▶ _PASSAGE FOR REVIEW_
----------------------------------------
Trump is in dementia. Quite literally, and has been for some time.
His Congressional and other administration enablers either are in denial of this, or think they can use it.
I’ve had no problem believing it since I saw that clip in which he forgot momentarily how to use a microphone and bobbed his head at the microphone stand instead while waving the mic itself wildly in the air away from his face.
He can present relatively normally for selected periods of time if the overall behavior isn’t taken into account. Lots of people with dementia can. I once had a doctor who’d just examined my mother tell me that she was “still sharp as a tack”. I told him that she’d just told him that she was living alone when she’d actually been living in assisted care for several months because she was no longer capable of managing on her own. She couldn’t remember that I lived an hour’s drive away and my sister four hours, or whether the stove was turned on — or how to use a typewriter, which had been as basic a part of her life as a mic is of Trump’s.
‘[W]hy [does Denmark] have a “right of ownership” anyway?’ And, ‘There are no written documents…’? Well, Mr. Potato Head, there’s this thing called ‘History’. In 1917, Denmark sold the West Indies (now the U.S. Virgin Islands) to the United States in exchange for sovereignty over Greenland. As for ‘no written documents’, maybe they did it on a handshake? (I’m betting not.)
----------------------------------------
▶ _INFORMATION SUPPLIED_
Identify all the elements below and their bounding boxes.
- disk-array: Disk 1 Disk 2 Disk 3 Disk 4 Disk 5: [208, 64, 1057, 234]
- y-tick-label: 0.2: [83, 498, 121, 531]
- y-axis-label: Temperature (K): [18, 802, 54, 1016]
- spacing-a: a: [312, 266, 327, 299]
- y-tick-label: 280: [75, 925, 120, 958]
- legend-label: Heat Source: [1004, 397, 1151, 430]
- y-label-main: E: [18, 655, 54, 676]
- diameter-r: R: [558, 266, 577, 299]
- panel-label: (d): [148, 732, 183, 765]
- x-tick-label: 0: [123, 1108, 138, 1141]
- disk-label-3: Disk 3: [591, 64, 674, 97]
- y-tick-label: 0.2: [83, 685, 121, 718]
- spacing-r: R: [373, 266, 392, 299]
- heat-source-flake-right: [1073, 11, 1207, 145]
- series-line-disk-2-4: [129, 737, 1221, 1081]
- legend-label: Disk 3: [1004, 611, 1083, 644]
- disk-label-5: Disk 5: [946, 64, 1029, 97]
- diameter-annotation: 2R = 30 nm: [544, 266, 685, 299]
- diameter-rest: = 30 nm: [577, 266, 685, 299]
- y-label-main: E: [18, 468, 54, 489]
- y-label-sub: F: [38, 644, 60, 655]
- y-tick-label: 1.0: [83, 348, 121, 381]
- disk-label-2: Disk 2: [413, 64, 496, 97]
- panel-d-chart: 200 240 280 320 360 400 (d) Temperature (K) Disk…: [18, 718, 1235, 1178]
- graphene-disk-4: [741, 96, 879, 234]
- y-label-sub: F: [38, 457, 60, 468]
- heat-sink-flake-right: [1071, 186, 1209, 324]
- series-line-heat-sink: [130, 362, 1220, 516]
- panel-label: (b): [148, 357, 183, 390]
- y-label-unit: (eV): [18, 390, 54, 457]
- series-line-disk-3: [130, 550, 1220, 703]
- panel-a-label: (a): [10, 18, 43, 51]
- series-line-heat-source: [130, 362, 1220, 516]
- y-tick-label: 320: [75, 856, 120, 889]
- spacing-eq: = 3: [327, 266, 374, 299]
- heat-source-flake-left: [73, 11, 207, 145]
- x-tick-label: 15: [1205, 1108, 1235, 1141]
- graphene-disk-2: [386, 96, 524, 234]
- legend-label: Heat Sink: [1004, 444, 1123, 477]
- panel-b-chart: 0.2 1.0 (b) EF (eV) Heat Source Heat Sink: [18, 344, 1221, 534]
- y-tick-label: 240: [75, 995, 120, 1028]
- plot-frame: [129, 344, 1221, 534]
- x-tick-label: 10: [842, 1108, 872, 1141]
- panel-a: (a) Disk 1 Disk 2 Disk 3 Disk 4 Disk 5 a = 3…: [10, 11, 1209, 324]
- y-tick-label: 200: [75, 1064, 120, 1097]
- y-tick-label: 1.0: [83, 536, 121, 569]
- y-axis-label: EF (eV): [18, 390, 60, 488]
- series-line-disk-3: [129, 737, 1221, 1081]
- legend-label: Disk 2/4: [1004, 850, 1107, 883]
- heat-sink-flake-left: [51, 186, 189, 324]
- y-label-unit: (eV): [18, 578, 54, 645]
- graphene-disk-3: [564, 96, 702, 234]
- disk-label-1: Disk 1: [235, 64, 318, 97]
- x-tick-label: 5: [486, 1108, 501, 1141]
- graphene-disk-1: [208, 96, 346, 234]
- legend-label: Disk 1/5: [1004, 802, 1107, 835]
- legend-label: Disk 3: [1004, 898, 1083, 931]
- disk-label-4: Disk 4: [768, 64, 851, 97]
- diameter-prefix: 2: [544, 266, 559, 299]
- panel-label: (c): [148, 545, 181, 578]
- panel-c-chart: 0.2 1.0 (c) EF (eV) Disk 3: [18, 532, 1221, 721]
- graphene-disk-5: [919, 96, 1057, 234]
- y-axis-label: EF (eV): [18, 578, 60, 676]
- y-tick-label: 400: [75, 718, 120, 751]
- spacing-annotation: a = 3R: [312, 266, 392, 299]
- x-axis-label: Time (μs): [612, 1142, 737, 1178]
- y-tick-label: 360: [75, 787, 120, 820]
----------------------------------------
▶ _EXERCISE DIRECTIONS_
Write out the passage about Trump and dementia word for word, starting with "His Congressional and" and going on through "from his face.".

▶ _ANSWER SPACE_
His Congressional and other administration enablers either are in denial of this, or think they can use it.
I’ve had no problem believing it since I saw that clip in which he forgot momentarily how to use a microphone and bobbed his head at the microphone stand instead while waving the mic itself wildly in the air away from his face.